#### Exercise aim:
Where a line in the listing below contains the word "color", copy that line.

#### Listing:
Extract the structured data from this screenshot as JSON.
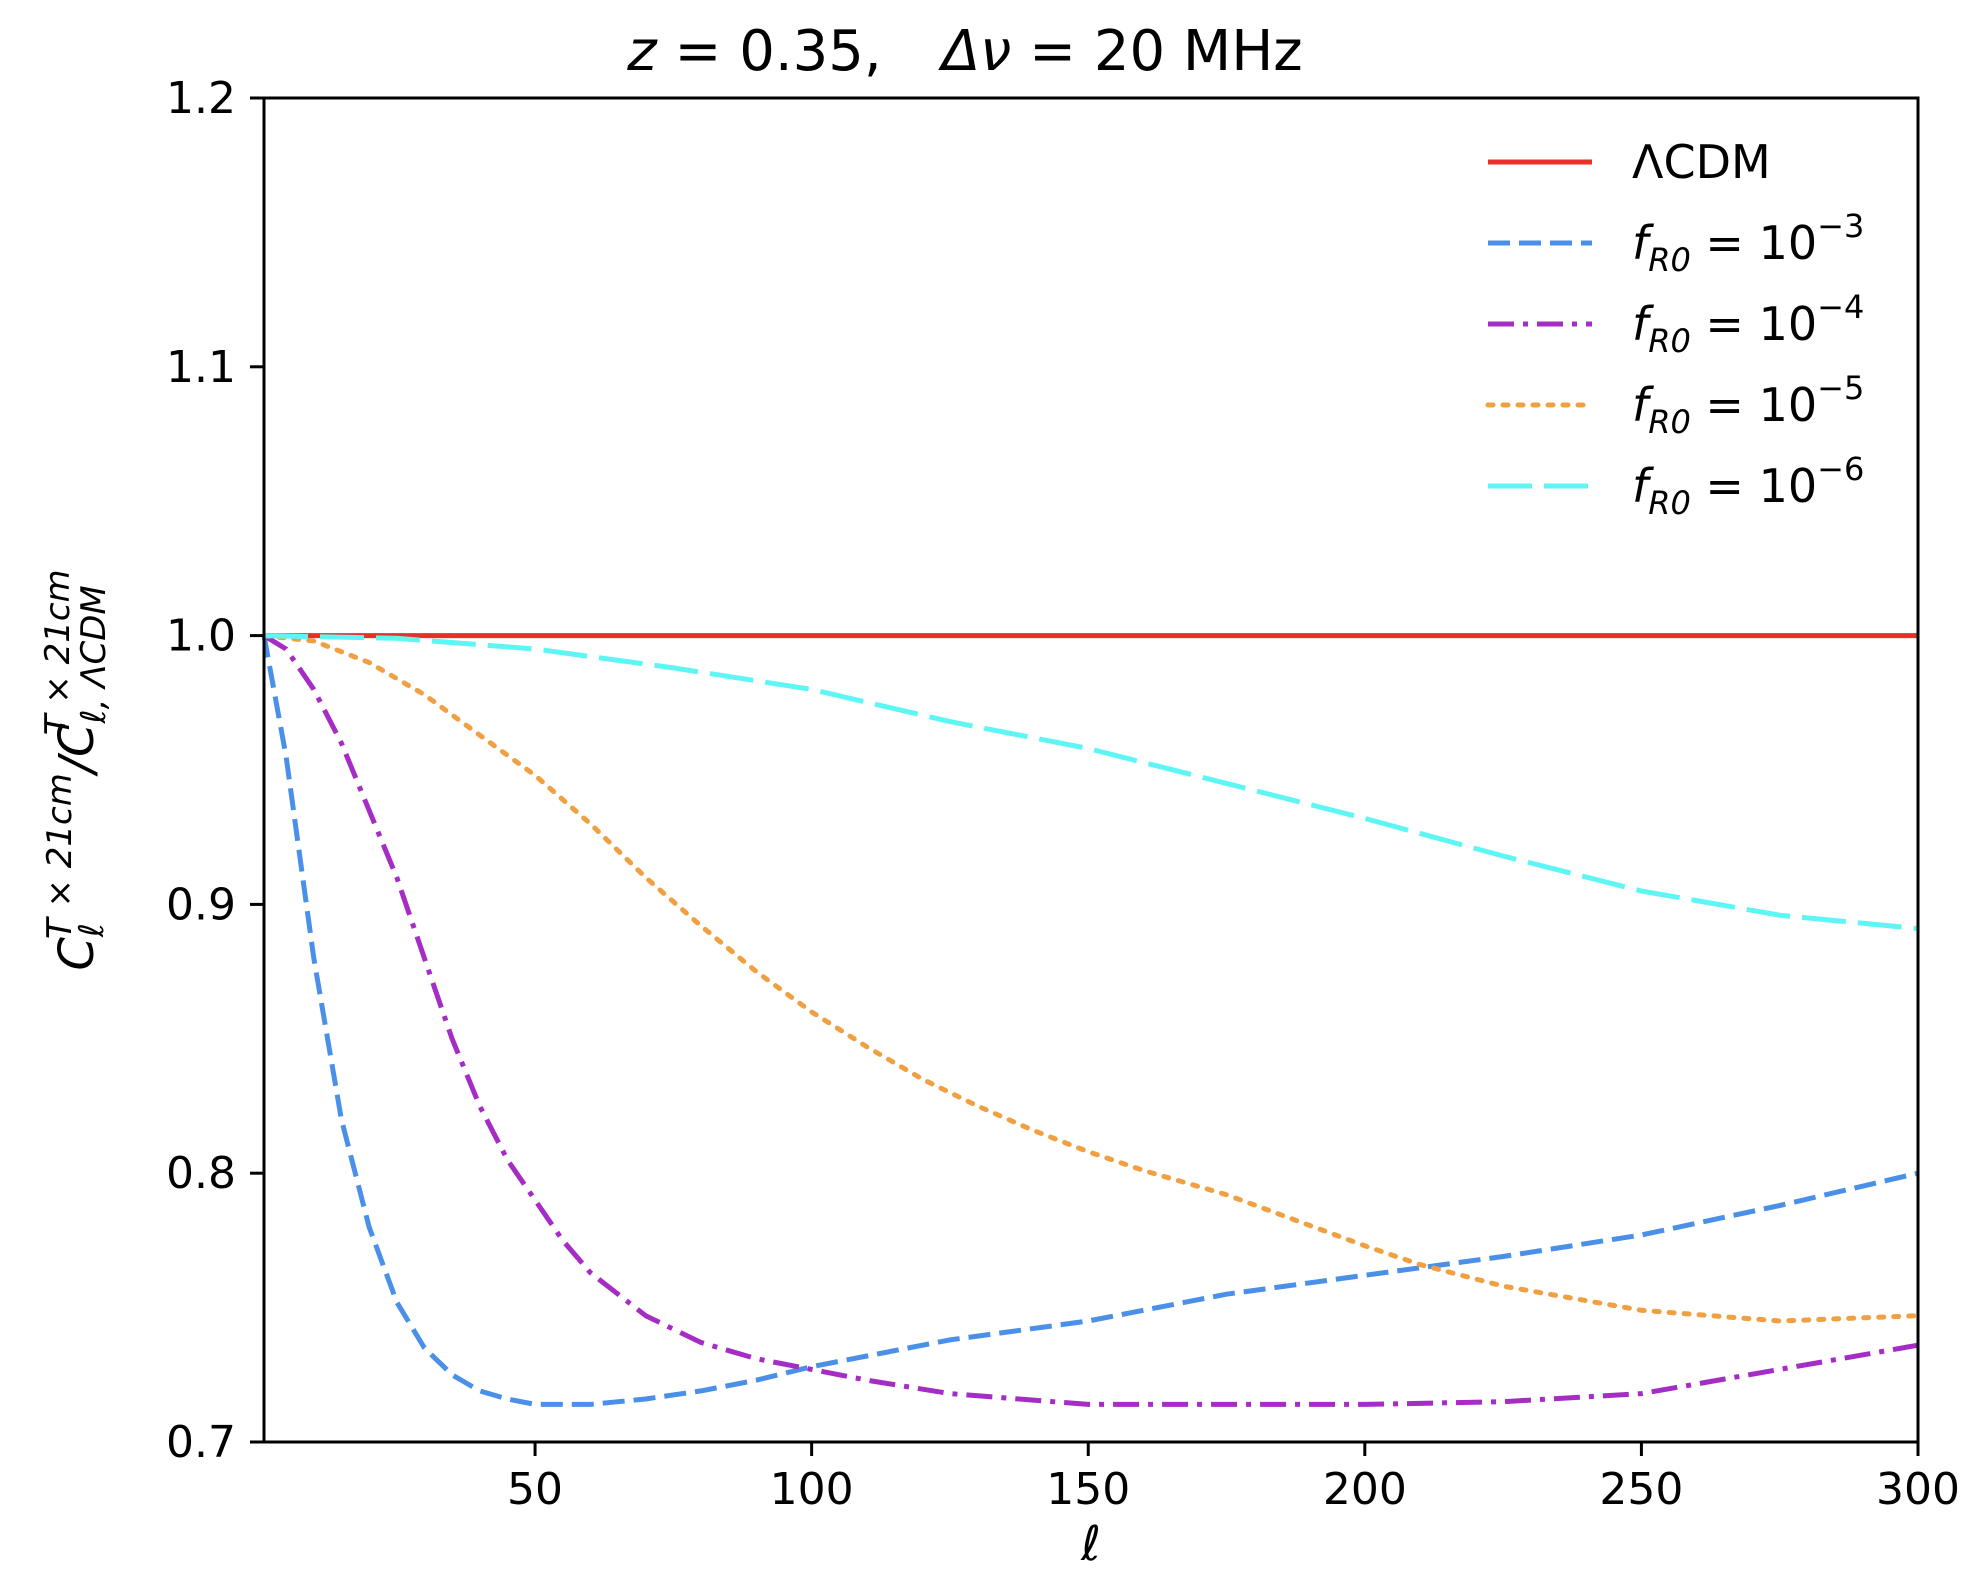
{
  "chart_data": {
    "type": "line",
    "title": {
      "z_var": "z",
      "z_eq": " = 0.35,",
      "dnu_var": "Δν",
      "dnu_eq": " = 20 MHz"
    },
    "xlabel": "ℓ",
    "ylabel": {
      "c": "C",
      "sub1": "ℓ",
      "sup1": "T × 21cm",
      "slash": "/C",
      "sub2": "ℓ, ΛCDM",
      "sup2": "T × 21cm"
    },
    "xlim": [
      1,
      300
    ],
    "ylim": [
      0.7,
      1.2
    ],
    "xticks": [
      50,
      100,
      150,
      200,
      250,
      300
    ],
    "xtick_labels": [
      "50",
      "100",
      "150",
      "200",
      "250",
      "300"
    ],
    "yticks": [
      0.7,
      0.8,
      0.9,
      1.0,
      1.1,
      1.2
    ],
    "ytick_labels": [
      "0.7",
      "0.8",
      "0.9",
      "1.0",
      "1.1",
      "1.2"
    ],
    "legend_position": "top-right",
    "series": [
      {
        "name": "ΛCDM",
        "legend": {
          "plain": "ΛCDM"
        },
        "color": "#e8302a",
        "style": "solid",
        "points": [
          [
            1,
            1.0
          ],
          [
            300,
            1.0
          ]
        ]
      },
      {
        "name": "f_R0 = 10^-3",
        "legend": {
          "f": "f",
          "sub": "R0",
          "eq": " = 10",
          "sup": "−3"
        },
        "color": "#4a8fe8",
        "style": "dashed",
        "points": [
          [
            1,
            1.0
          ],
          [
            5,
            0.955
          ],
          [
            10,
            0.88
          ],
          [
            15,
            0.82
          ],
          [
            20,
            0.78
          ],
          [
            25,
            0.752
          ],
          [
            30,
            0.735
          ],
          [
            35,
            0.725
          ],
          [
            40,
            0.719
          ],
          [
            45,
            0.716
          ],
          [
            50,
            0.714
          ],
          [
            60,
            0.714
          ],
          [
            70,
            0.716
          ],
          [
            80,
            0.719
          ],
          [
            90,
            0.723
          ],
          [
            100,
            0.728
          ],
          [
            110,
            0.732
          ],
          [
            125,
            0.738
          ],
          [
            150,
            0.745
          ],
          [
            175,
            0.755
          ],
          [
            200,
            0.762
          ],
          [
            225,
            0.769
          ],
          [
            250,
            0.777
          ],
          [
            275,
            0.788
          ],
          [
            300,
            0.8
          ]
        ]
      },
      {
        "name": "f_R0 = 10^-4",
        "legend": {
          "f": "f",
          "sub": "R0",
          "eq": " = 10",
          "sup": "−4"
        },
        "color": "#a52cc4",
        "style": "dashdot",
        "points": [
          [
            1,
            1.0
          ],
          [
            5,
            0.995
          ],
          [
            10,
            0.98
          ],
          [
            15,
            0.96
          ],
          [
            20,
            0.935
          ],
          [
            25,
            0.91
          ],
          [
            30,
            0.88
          ],
          [
            35,
            0.85
          ],
          [
            40,
            0.825
          ],
          [
            45,
            0.805
          ],
          [
            50,
            0.79
          ],
          [
            55,
            0.775
          ],
          [
            60,
            0.763
          ],
          [
            70,
            0.747
          ],
          [
            80,
            0.737
          ],
          [
            90,
            0.731
          ],
          [
            100,
            0.727
          ],
          [
            110,
            0.723
          ],
          [
            125,
            0.718
          ],
          [
            150,
            0.714
          ],
          [
            175,
            0.714
          ],
          [
            200,
            0.714
          ],
          [
            225,
            0.715
          ],
          [
            250,
            0.718
          ],
          [
            275,
            0.727
          ],
          [
            300,
            0.736
          ]
        ]
      },
      {
        "name": "f_R0 = 10^-5",
        "legend": {
          "f": "f",
          "sub": "R0",
          "eq": " = 10",
          "sup": "−5"
        },
        "color": "#f0a040",
        "style": "dotted",
        "points": [
          [
            1,
            1.0
          ],
          [
            10,
            0.998
          ],
          [
            20,
            0.99
          ],
          [
            30,
            0.978
          ],
          [
            40,
            0.963
          ],
          [
            50,
            0.948
          ],
          [
            60,
            0.93
          ],
          [
            70,
            0.91
          ],
          [
            80,
            0.892
          ],
          [
            90,
            0.875
          ],
          [
            100,
            0.86
          ],
          [
            110,
            0.847
          ],
          [
            120,
            0.835
          ],
          [
            130,
            0.825
          ],
          [
            140,
            0.816
          ],
          [
            150,
            0.808
          ],
          [
            160,
            0.801
          ],
          [
            175,
            0.792
          ],
          [
            200,
            0.773
          ],
          [
            210,
            0.766
          ],
          [
            225,
            0.758
          ],
          [
            250,
            0.749
          ],
          [
            275,
            0.745
          ],
          [
            300,
            0.747
          ]
        ]
      },
      {
        "name": "f_R0 = 10^-6",
        "legend": {
          "f": "f",
          "sub": "R0",
          "eq": " = 10",
          "sup": "−6"
        },
        "color": "#5ef5f5",
        "style": "longdash",
        "points": [
          [
            1,
            1.0
          ],
          [
            25,
            0.999
          ],
          [
            50,
            0.995
          ],
          [
            75,
            0.988
          ],
          [
            100,
            0.98
          ],
          [
            125,
            0.968
          ],
          [
            150,
            0.958
          ],
          [
            175,
            0.945
          ],
          [
            200,
            0.932
          ],
          [
            225,
            0.918
          ],
          [
            250,
            0.905
          ],
          [
            275,
            0.896
          ],
          [
            300,
            0.891
          ]
        ]
      }
    ]
  }
}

#### Result below:
        "color": "#e8302a",
        "color": "#4a8fe8",
        "color": "#a52cc4",
        "color": "#f0a040",
        "color": "#5ef5f5",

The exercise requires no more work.